- **WHAT THE TASK REQUIRES**: Please retype the records below exactly, leaving out any pictures.

(Records about charts and figures)
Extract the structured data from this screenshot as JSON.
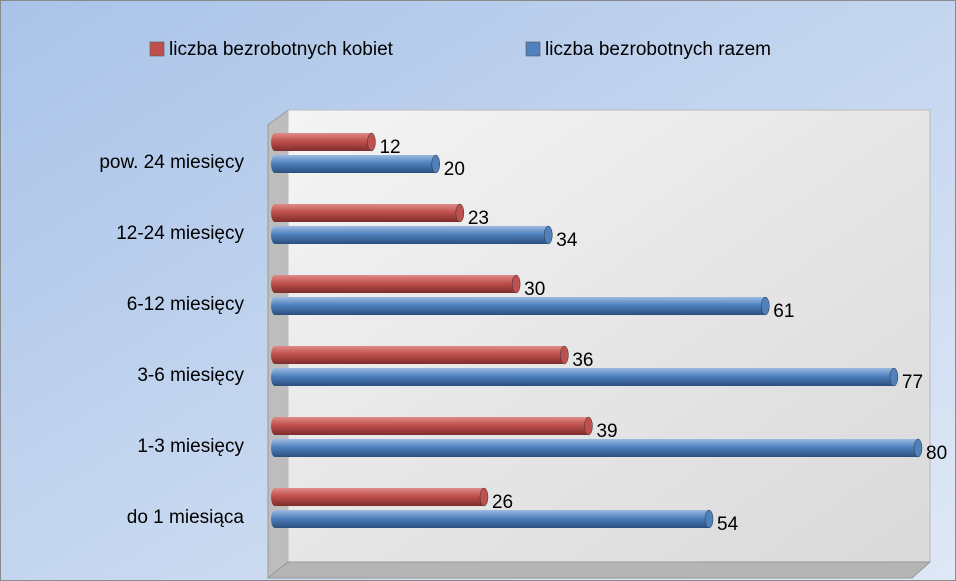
{
  "chart_data": {
    "type": "bar",
    "orientation": "horizontal",
    "categories": [
      "do 1 miesiąca",
      "1-3 miesięcy",
      "3-6 miesięcy",
      "6-12 miesięcy",
      "12-24 miesięcy",
      "pow. 24 miesięcy"
    ],
    "series": [
      {
        "name": "liczba bezrobotnych kobiet",
        "color": "#c0504d",
        "values": [
          26,
          39,
          36,
          30,
          23,
          12
        ]
      },
      {
        "name": "liczba bezrobotnych razem",
        "color": "#4f81bd",
        "values": [
          54,
          80,
          77,
          61,
          34,
          20
        ]
      }
    ],
    "xlim": [
      0,
      80
    ],
    "legend": "top"
  }
}
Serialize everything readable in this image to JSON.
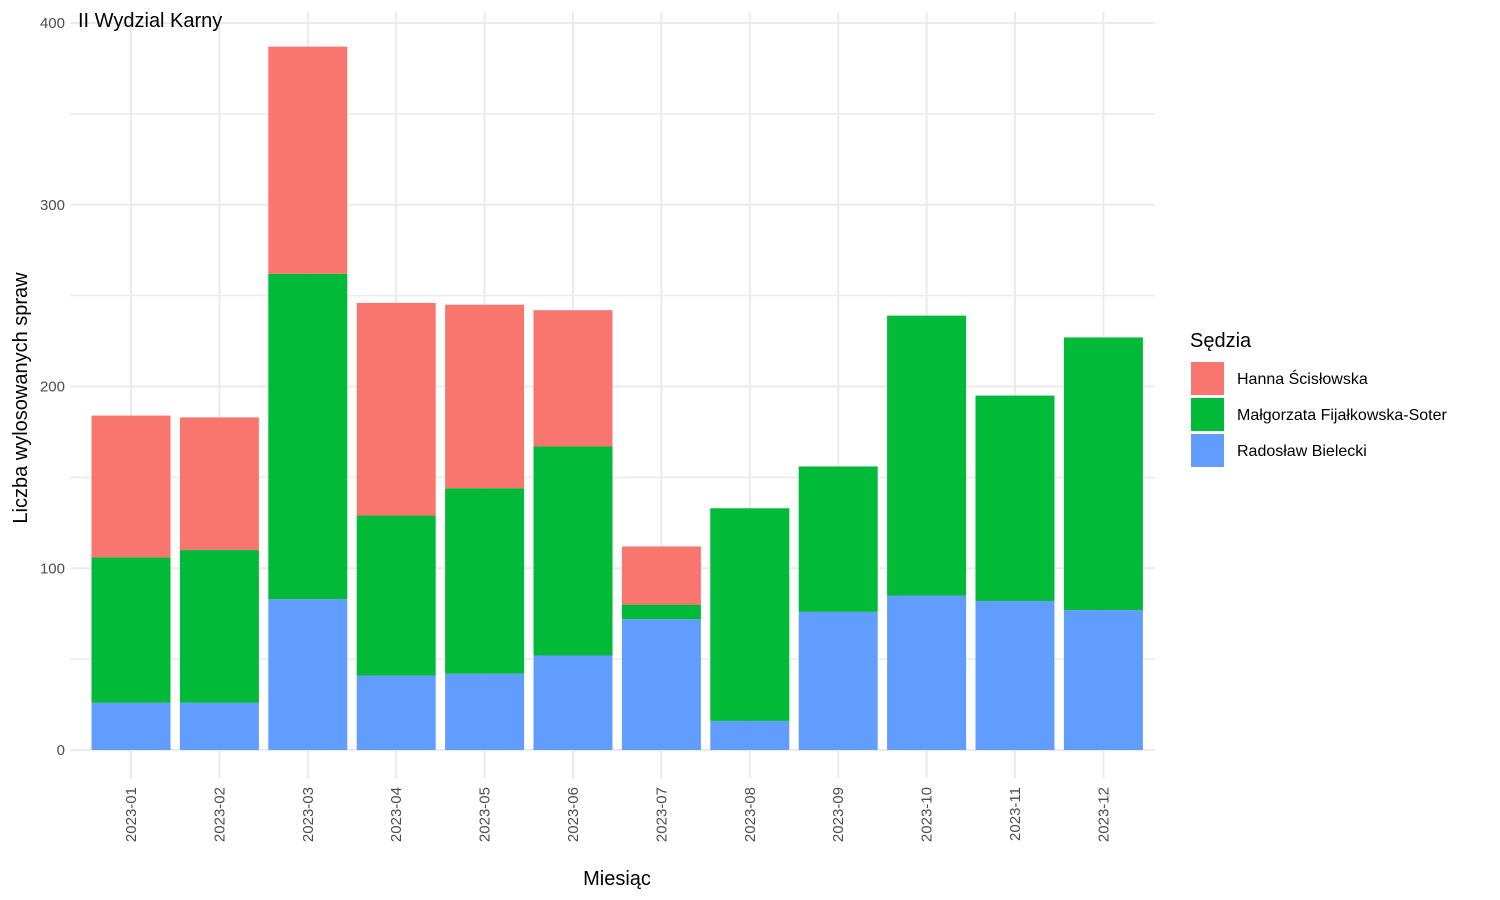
{
  "chart_data": {
    "type": "bar",
    "stacked": true,
    "title": "II Wydzial Karny",
    "xlabel": "Miesiąc",
    "ylabel": "Liczba wylosowanych spraw",
    "ylim": [
      0,
      400
    ],
    "yticks": [
      0,
      100,
      200,
      300,
      400
    ],
    "grid": true,
    "legend_title": "Sędzia",
    "legend_position": "right",
    "categories": [
      "2023-01",
      "2023-02",
      "2023-03",
      "2023-04",
      "2023-05",
      "2023-06",
      "2023-07",
      "2023-08",
      "2023-09",
      "2023-10",
      "2023-11",
      "2023-12"
    ],
    "series": [
      {
        "name": "Hanna Ścisłowska",
        "color": "#F8766D",
        "values": [
          78,
          73,
          125,
          117,
          101,
          75,
          32,
          0,
          0,
          0,
          0,
          0
        ]
      },
      {
        "name": "Małgorzata Fijałkowska-Soter",
        "color": "#00BA38",
        "values": [
          80,
          84,
          179,
          88,
          102,
          115,
          8,
          117,
          80,
          154,
          113,
          150
        ]
      },
      {
        "name": "Radosław Bielecki",
        "color": "#619CFF",
        "values": [
          26,
          26,
          83,
          41,
          42,
          52,
          72,
          16,
          76,
          85,
          82,
          77
        ]
      }
    ]
  }
}
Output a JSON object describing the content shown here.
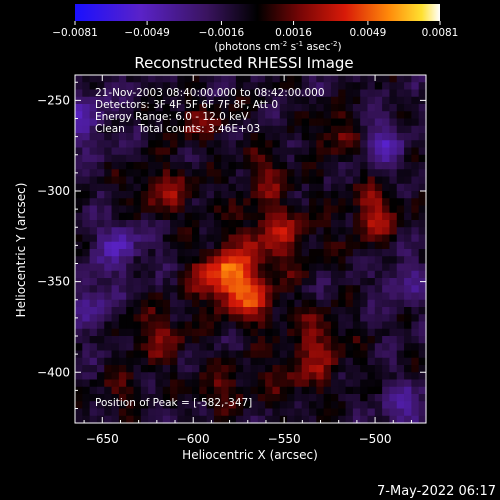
{
  "colorbar": {
    "ticks": [
      "-0.0081",
      "-0.0049",
      "-0.0016",
      "0.0016",
      "0.0049",
      "0.0081"
    ],
    "min": -0.0081,
    "max": 0.0081,
    "unit_prefix": "(photons cm",
    "unit_sup1": "-2",
    "unit_mid1": " s",
    "unit_sup2": "-1",
    "unit_mid2": " asec",
    "unit_sup3": "-2",
    "unit_suffix": ")"
  },
  "chart_data": {
    "type": "heatmap",
    "title": "Reconstructed RHESSI Image",
    "xlabel": "Heliocentric X (arcsec)",
    "ylabel": "Heliocentric Y (arcsec)",
    "xlim": [
      -665,
      -472
    ],
    "ylim": [
      -428,
      -236
    ],
    "xticks": [
      -650,
      -600,
      -550,
      -500
    ],
    "yticks": [
      -250,
      -300,
      -350,
      -400
    ],
    "xtick_labels": [
      "-650",
      "-600",
      "-550",
      "-500"
    ],
    "ytick_labels": [
      "-250",
      "-300",
      "-350",
      "-400"
    ],
    "annotation_lines": [
      "21-Nov-2003 08:40:00.000 to 08:42:00.000",
      "Detectors: 3F 4F 5F 6F 7F 8F, Att 0",
      "Energy Range: 6.0 - 12.0 keV",
      "Clean    Total counts: 3.46E+03"
    ],
    "peak_label": "Position of Peak = [-582,-347]",
    "peak_position": [
      -582,
      -347
    ],
    "colormap": "diverging blue-purple-black-red-orange-yellow-white",
    "sources": [
      {
        "x": -582,
        "y": -347,
        "sx": 12,
        "sy": 10,
        "amp": 0.006
      },
      {
        "x": -568,
        "y": -362,
        "sx": 10,
        "sy": 9,
        "amp": 0.0035
      },
      {
        "x": -555,
        "y": -325,
        "sx": 16,
        "sy": 14,
        "amp": 0.0032
      },
      {
        "x": -500,
        "y": -312,
        "sx": 9,
        "sy": 12,
        "amp": 0.0035
      },
      {
        "x": -522,
        "y": -268,
        "sx": 8,
        "sy": 9,
        "amp": 0.0028
      },
      {
        "x": -615,
        "y": -300,
        "sx": 14,
        "sy": 10,
        "amp": 0.0026
      },
      {
        "x": -598,
        "y": -262,
        "sx": 14,
        "sy": 8,
        "amp": 0.0022
      },
      {
        "x": -620,
        "y": -380,
        "sx": 12,
        "sy": 10,
        "amp": 0.0026
      },
      {
        "x": -540,
        "y": -400,
        "sx": 16,
        "sy": 10,
        "amp": 0.0022
      },
      {
        "x": -530,
        "y": -380,
        "sx": 10,
        "sy": 10,
        "amp": 0.0026
      },
      {
        "x": -585,
        "y": -410,
        "sx": 12,
        "sy": 8,
        "amp": 0.002
      },
      {
        "x": -560,
        "y": -290,
        "sx": 10,
        "sy": 10,
        "amp": 0.002
      },
      {
        "x": -640,
        "y": -410,
        "sx": 8,
        "sy": 8,
        "amp": 0.0016
      },
      {
        "x": -495,
        "y": -275,
        "sx": 8,
        "sy": 10,
        "amp": -0.003
      },
      {
        "x": -660,
        "y": -260,
        "sx": 10,
        "sy": 12,
        "amp": -0.0026
      },
      {
        "x": -640,
        "y": -330,
        "sx": 10,
        "sy": 10,
        "amp": -0.0028
      },
      {
        "x": -480,
        "y": -420,
        "sx": 12,
        "sy": 10,
        "amp": -0.0025
      },
      {
        "x": -655,
        "y": -360,
        "sx": 8,
        "sy": 12,
        "amp": -0.0022
      },
      {
        "x": -485,
        "y": -350,
        "sx": 8,
        "sy": 10,
        "amp": -0.0022
      }
    ]
  },
  "footer": {
    "timestamp": "7-May-2022 06:17"
  }
}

- **EXERCISE ANSWER**:
Extract the structured data from this screenshot as JSON.
{
  "chart_data": {
    "type": "bar",
    "orientation": "horizontal",
    "categories": [
      "do 1 miesiąca",
      "1-3 miesięcy",
      "3-6 miesięcy",
      "6-12 miesięcy",
      "12-24 miesięcy",
      "pow. 24 miesięcy"
    ],
    "series": [
      {
        "name": "liczba bezrobotnych kobiet",
        "color": "#c0504d",
        "values": [
          26,
          39,
          36,
          30,
          23,
          12
        ]
      },
      {
        "name": "liczba bezrobotnych razem",
        "color": "#4f81bd",
        "values": [
          54,
          80,
          77,
          61,
          34,
          20
        ]
      }
    ],
    "xlim": [
      0,
      80
    ],
    "legend": "top"
  }
}
Serialize everything readable in this image to JSON.
{
  "chart_data": {
    "type": "bar",
    "stacked": true,
    "title": "II Wydzial Karny",
    "xlabel": "Miesiąc",
    "ylabel": "Liczba wylosowanych spraw",
    "ylim": [
      0,
      400
    ],
    "yticks": [
      0,
      100,
      200,
      300,
      400
    ],
    "grid": true,
    "legend_title": "Sędzia",
    "legend_position": "right",
    "categories": [
      "2023-01",
      "2023-02",
      "2023-03",
      "2023-04",
      "2023-05",
      "2023-06",
      "2023-07",
      "2023-08",
      "2023-09",
      "2023-10",
      "2023-11",
      "2023-12"
    ],
    "series": [
      {
        "name": "Hanna Ścisłowska",
        "color": "#F8766D",
        "values": [
          78,
          73,
          125,
          117,
          101,
          75,
          32,
          0,
          0,
          0,
          0,
          0
        ]
      },
      {
        "name": "Małgorzata Fijałkowska-Soter",
        "color": "#00BA38",
        "values": [
          80,
          84,
          179,
          88,
          102,
          115,
          8,
          117,
          80,
          154,
          113,
          150
        ]
      },
      {
        "name": "Radosław Bielecki",
        "color": "#619CFF",
        "values": [
          26,
          26,
          83,
          41,
          42,
          52,
          72,
          16,
          76,
          85,
          82,
          77
        ]
      }
    ]
  }
}
Output a JSON object describing the content shown here.
{
  "colorbar": {
    "ticks": [
      "-0.0081",
      "-0.0049",
      "-0.0016",
      "0.0016",
      "0.0049",
      "0.0081"
    ],
    "min": -0.0081,
    "max": 0.0081,
    "unit_prefix": "(photons cm",
    "unit_sup1": "-2",
    "unit_mid1": " s",
    "unit_sup2": "-1",
    "unit_mid2": " asec",
    "unit_sup3": "-2",
    "unit_suffix": ")"
  },
  "chart_data": {
    "type": "heatmap",
    "title": "Reconstructed RHESSI Image",
    "xlabel": "Heliocentric X (arcsec)",
    "ylabel": "Heliocentric Y (arcsec)",
    "xlim": [
      -665,
      -472
    ],
    "ylim": [
      -428,
      -236
    ],
    "xticks": [
      -650,
      -600,
      -550,
      -500
    ],
    "yticks": [
      -250,
      -300,
      -350,
      -400
    ],
    "xtick_labels": [
      "-650",
      "-600",
      "-550",
      "-500"
    ],
    "ytick_labels": [
      "-250",
      "-300",
      "-350",
      "-400"
    ],
    "annotation_lines": [
      "21-Nov-2003 08:40:00.000 to 08:42:00.000",
      "Detectors: 3F 4F 5F 6F 7F 8F, Att 0",
      "Energy Range: 6.0 - 12.0 keV",
      "Clean    Total counts: 3.46E+03"
    ],
    "peak_label": "Position of Peak = [-582,-347]",
    "peak_position": [
      -582,
      -347
    ],
    "colormap": "diverging blue-purple-black-red-orange-yellow-white",
    "sources": [
      {
        "x": -582,
        "y": -347,
        "sx": 12,
        "sy": 10,
        "amp": 0.006
      },
      {
        "x": -568,
        "y": -362,
        "sx": 10,
        "sy": 9,
        "amp": 0.0035
      },
      {
        "x": -555,
        "y": -325,
        "sx": 16,
        "sy": 14,
        "amp": 0.0032
      },
      {
        "x": -500,
        "y": -312,
        "sx": 9,
        "sy": 12,
        "amp": 0.0035
      },
      {
        "x": -522,
        "y": -268,
        "sx": 8,
        "sy": 9,
        "amp": 0.0028
      },
      {
        "x": -615,
        "y": -300,
        "sx": 14,
        "sy": 10,
        "amp": 0.0026
      },
      {
        "x": -598,
        "y": -262,
        "sx": 14,
        "sy": 8,
        "amp": 0.0022
      },
      {
        "x": -620,
        "y": -380,
        "sx": 12,
        "sy": 10,
        "amp": 0.0026
      },
      {
        "x": -540,
        "y": -400,
        "sx": 16,
        "sy": 10,
        "amp": 0.0022
      },
      {
        "x": -530,
        "y": -380,
        "sx": 10,
        "sy": 10,
        "amp": 0.0026
      },
      {
        "x": -585,
        "y": -410,
        "sx": 12,
        "sy": 8,
        "amp": 0.002
      },
      {
        "x": -560,
        "y": -290,
        "sx": 10,
        "sy": 10,
        "amp": 0.002
      },
      {
        "x": -640,
        "y": -410,
        "sx": 8,
        "sy": 8,
        "amp": 0.0016
      },
      {
        "x": -495,
        "y": -275,
        "sx": 8,
        "sy": 10,
        "amp": -0.003
      },
      {
        "x": -660,
        "y": -260,
        "sx": 10,
        "sy": 12,
        "amp": -0.0026
      },
      {
        "x": -640,
        "y": -330,
        "sx": 10,
        "sy": 10,
        "amp": -0.0028
      },
      {
        "x": -480,
        "y": -420,
        "sx": 12,
        "sy": 10,
        "amp": -0.0025
      },
      {
        "x": -655,
        "y": -360,
        "sx": 8,
        "sy": 12,
        "amp": -0.0022
      },
      {
        "x": -485,
        "y": -350,
        "sx": 8,
        "sy": 10,
        "amp": -0.0022
      }
    ]
  },
  "footer": {
    "timestamp": "7-May-2022 06:17"
  }
}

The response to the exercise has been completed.